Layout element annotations

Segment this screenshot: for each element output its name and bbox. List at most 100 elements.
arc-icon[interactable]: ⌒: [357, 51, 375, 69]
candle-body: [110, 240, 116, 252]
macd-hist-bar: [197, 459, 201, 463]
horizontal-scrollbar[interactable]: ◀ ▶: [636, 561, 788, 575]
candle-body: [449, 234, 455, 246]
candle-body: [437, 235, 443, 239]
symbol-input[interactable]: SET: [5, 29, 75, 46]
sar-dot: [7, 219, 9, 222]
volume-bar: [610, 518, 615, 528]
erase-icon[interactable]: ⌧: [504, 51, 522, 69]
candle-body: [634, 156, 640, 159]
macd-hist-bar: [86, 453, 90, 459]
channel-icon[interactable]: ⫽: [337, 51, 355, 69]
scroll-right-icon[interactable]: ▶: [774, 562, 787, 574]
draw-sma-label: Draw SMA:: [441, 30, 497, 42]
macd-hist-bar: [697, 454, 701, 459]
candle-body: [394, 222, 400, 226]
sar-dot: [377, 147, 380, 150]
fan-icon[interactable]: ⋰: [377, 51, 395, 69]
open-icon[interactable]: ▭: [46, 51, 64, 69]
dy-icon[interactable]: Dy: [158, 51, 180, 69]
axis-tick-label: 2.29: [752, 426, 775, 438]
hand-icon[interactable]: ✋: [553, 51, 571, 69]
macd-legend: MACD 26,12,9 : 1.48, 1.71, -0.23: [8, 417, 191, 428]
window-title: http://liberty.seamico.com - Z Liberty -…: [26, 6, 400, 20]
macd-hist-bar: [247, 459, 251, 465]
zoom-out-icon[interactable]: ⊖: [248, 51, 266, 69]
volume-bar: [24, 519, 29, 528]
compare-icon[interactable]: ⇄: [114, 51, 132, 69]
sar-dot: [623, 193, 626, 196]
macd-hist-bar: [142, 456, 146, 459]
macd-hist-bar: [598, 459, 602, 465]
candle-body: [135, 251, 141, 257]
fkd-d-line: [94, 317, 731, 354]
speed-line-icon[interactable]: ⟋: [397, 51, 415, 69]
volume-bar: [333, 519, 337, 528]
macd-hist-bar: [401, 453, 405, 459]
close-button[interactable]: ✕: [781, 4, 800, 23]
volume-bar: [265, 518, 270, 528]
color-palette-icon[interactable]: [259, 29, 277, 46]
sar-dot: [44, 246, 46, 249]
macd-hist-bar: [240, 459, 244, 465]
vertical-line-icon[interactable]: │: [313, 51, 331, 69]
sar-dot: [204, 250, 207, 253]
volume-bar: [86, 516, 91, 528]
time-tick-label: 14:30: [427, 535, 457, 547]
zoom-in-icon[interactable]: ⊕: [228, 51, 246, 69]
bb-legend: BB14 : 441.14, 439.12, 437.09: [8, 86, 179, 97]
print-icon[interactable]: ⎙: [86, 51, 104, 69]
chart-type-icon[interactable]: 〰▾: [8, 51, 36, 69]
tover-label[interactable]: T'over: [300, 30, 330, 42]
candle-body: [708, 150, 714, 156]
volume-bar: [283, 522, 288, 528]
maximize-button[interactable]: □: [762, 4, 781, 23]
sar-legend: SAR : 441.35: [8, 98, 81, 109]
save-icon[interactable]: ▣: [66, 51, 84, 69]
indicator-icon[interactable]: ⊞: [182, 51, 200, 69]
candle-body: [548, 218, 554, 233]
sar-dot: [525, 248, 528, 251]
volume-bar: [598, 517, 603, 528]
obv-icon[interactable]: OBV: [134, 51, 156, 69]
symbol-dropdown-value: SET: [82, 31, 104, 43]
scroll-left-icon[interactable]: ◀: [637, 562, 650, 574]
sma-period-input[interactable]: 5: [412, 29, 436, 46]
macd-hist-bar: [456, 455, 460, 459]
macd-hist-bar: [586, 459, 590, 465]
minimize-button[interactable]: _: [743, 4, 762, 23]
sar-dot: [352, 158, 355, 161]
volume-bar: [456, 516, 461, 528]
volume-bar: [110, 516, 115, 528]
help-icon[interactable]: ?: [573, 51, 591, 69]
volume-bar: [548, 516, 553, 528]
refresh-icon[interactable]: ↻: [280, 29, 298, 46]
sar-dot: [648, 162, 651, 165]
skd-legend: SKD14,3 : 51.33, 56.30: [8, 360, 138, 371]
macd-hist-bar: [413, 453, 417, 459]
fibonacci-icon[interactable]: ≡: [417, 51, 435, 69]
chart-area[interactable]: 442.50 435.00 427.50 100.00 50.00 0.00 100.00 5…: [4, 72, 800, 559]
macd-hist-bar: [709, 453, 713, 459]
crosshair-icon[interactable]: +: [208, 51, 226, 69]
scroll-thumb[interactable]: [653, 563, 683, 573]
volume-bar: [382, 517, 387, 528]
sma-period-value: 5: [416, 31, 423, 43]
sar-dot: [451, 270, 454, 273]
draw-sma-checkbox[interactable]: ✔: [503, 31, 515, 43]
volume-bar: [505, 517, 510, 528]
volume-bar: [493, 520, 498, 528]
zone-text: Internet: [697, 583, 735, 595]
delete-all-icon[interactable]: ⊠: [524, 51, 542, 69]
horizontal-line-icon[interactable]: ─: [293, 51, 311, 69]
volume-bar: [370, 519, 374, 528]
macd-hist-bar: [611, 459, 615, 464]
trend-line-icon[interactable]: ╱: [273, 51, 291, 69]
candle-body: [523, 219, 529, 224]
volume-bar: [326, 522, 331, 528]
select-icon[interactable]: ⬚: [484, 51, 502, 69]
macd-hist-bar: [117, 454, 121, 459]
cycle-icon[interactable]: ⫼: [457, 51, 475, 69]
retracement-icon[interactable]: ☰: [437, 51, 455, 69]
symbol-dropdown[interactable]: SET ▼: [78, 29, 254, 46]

▶ **WHAT NEEDS TO BE DONE**
Turn every row above into a numbered list, leaving out any blank lines.

▶ **SOLUTION BELOW**
1. Segment this screenshot: for each element output its name and bbox. List at most 100 elements.
2. arc-icon[interactable]: ⌒: [357, 51, 375, 69]
3. candle-body: [110, 240, 116, 252]
4. macd-hist-bar: [197, 459, 201, 463]
5. horizontal-scrollbar[interactable]: ◀ ▶: [636, 561, 788, 575]
6. candle-body: [449, 234, 455, 246]
7. candle-body: [437, 235, 443, 239]
8. symbol-input[interactable]: SET: [5, 29, 75, 46]
9. sar-dot: [7, 219, 9, 222]
10. volume-bar: [610, 518, 615, 528]
11. erase-icon[interactable]: ⌧: [504, 51, 522, 69]
12. candle-body: [634, 156, 640, 159]
13. macd-hist-bar: [86, 453, 90, 459]
14. channel-icon[interactable]: ⫽: [337, 51, 355, 69]
15. scroll-right-icon[interactable]: ▶: [774, 562, 787, 574]
16. draw-sma-label: Draw SMA:: [441, 30, 497, 42]
17. macd-hist-bar: [697, 454, 701, 459]
18. candle-body: [394, 222, 400, 226]
19. sar-dot: [377, 147, 380, 150]
20. fan-icon[interactable]: ⋰: [377, 51, 395, 69]
21. open-icon[interactable]: ▭: [46, 51, 64, 69]
22. dy-icon[interactable]: Dy: [158, 51, 180, 69]
23. axis-tick-label: 2.29: [752, 426, 775, 438]
24. hand-icon[interactable]: ✋: [553, 51, 571, 69]
25. macd-legend: MACD 26,12,9 : 1.48, 1.71, -0.23: [8, 417, 191, 428]
26. window-title: http://liberty.seamico.com - Z Liberty -…: [26, 6, 400, 20]
27. macd-hist-bar: [247, 459, 251, 465]
28. zoom-out-icon[interactable]: ⊖: [248, 51, 266, 69]
29. volume-bar: [24, 519, 29, 528]
30. compare-icon[interactable]: ⇄: [114, 51, 132, 69]
31. sar-dot: [623, 193, 626, 196]
32. macd-hist-bar: [142, 456, 146, 459]
33. macd-hist-bar: [598, 459, 602, 465]
34. candle-body: [135, 251, 141, 257]
35. fkd-d-line: [94, 317, 731, 354]
36. speed-line-icon[interactable]: ⟋: [397, 51, 415, 69]
37. volume-bar: [333, 519, 337, 528]
38. macd-hist-bar: [401, 453, 405, 459]
39. close-button[interactable]: ✕: [781, 4, 800, 23]
40. volume-bar: [265, 518, 270, 528]
41. color-palette-icon[interactable]: [259, 29, 277, 46]
42. sar-dot: [44, 246, 46, 249]
43. macd-hist-bar: [240, 459, 244, 465]
44. vertical-line-icon[interactable]: │: [313, 51, 331, 69]
45. sar-dot: [204, 250, 207, 253]
46. volume-bar: [86, 516, 91, 528]
47. time-tick-label: 14:30: [427, 535, 457, 547]
48. zoom-in-icon[interactable]: ⊕: [228, 51, 246, 69]
49. bb-legend: BB14 : 441.14, 439.12, 437.09: [8, 86, 179, 97]
50. print-icon[interactable]: ⎙: [86, 51, 104, 69]
51. chart-type-icon[interactable]: 〰▾: [8, 51, 36, 69]
52. tover-label[interactable]: T'over: [300, 30, 330, 42]
53. candle-body: [708, 150, 714, 156]
54. volume-bar: [283, 522, 288, 528]
55. maximize-button[interactable]: □: [762, 4, 781, 23]
56. sar-legend: SAR : 441.35: [8, 98, 81, 109]
57. save-icon[interactable]: ▣: [66, 51, 84, 69]
58. indicator-icon[interactable]: ⊞: [182, 51, 200, 69]
59. candle-body: [548, 218, 554, 233]
60. sar-dot: [525, 248, 528, 251]
61. volume-bar: [598, 517, 603, 528]
62. obv-icon[interactable]: OBV: [134, 51, 156, 69]
63. symbol-dropdown-value: SET: [82, 31, 104, 43]
64. scroll-left-icon[interactable]: ◀: [637, 562, 650, 574]
65. sma-period-input[interactable]: 5: [412, 29, 436, 46]
66. macd-hist-bar: [456, 455, 460, 459]
67. macd-hist-bar: [586, 459, 590, 465]
68. minimize-button[interactable]: _: [743, 4, 762, 23]
69. sar-dot: [352, 158, 355, 161]
70. volume-bar: [456, 516, 461, 528]
71. volume-bar: [110, 516, 115, 528]
72. help-icon[interactable]: ?: [573, 51, 591, 69]
73. volume-bar: [548, 516, 553, 528]
74. refresh-icon[interactable]: ↻: [280, 29, 298, 46]
75. sar-dot: [648, 162, 651, 165]
76. skd-legend: SKD14,3 : 51.33, 56.30: [8, 360, 138, 371]
77. macd-hist-bar: [413, 453, 417, 459]
78. fibonacci-icon[interactable]: ≡: [417, 51, 435, 69]
79. chart-area[interactable]: 442.50 435.00 427.50 100.00 50.00 0.00 100.00 5…: [4, 72, 800, 559]
80. macd-hist-bar: [709, 453, 713, 459]
81. crosshair-icon[interactable]: +: [208, 51, 226, 69]
82. scroll-thumb[interactable]: [653, 563, 683, 573]
83. volume-bar: [382, 517, 387, 528]
84. sma-period-value: 5: [416, 31, 423, 43]
85. sar-dot: [451, 270, 454, 273]
86. draw-sma-checkbox[interactable]: ✔: [503, 31, 515, 43]
87. volume-bar: [505, 517, 510, 528]
88. volume-bar: [493, 520, 498, 528]
89. zone-text: Internet: [697, 583, 735, 595]
90. delete-all-icon[interactable]: ⊠: [524, 51, 542, 69]
91. horizontal-line-icon[interactable]: ─: [293, 51, 311, 69]
92. volume-bar: [370, 519, 374, 528]
93. macd-hist-bar: [611, 459, 615, 464]
94. trend-line-icon[interactable]: ╱: [273, 51, 291, 69]
95. candle-body: [523, 219, 529, 224]
96. volume-bar: [326, 522, 331, 528]
97. select-icon[interactable]: ⬚: [484, 51, 502, 69]
98. macd-hist-bar: [117, 454, 121, 459]
99. cycle-icon[interactable]: ⫼: [457, 51, 475, 69]
100. retracement-icon[interactable]: ☰: [437, 51, 455, 69]
101. symbol-dropdown[interactable]: SET ▼: [78, 29, 254, 46]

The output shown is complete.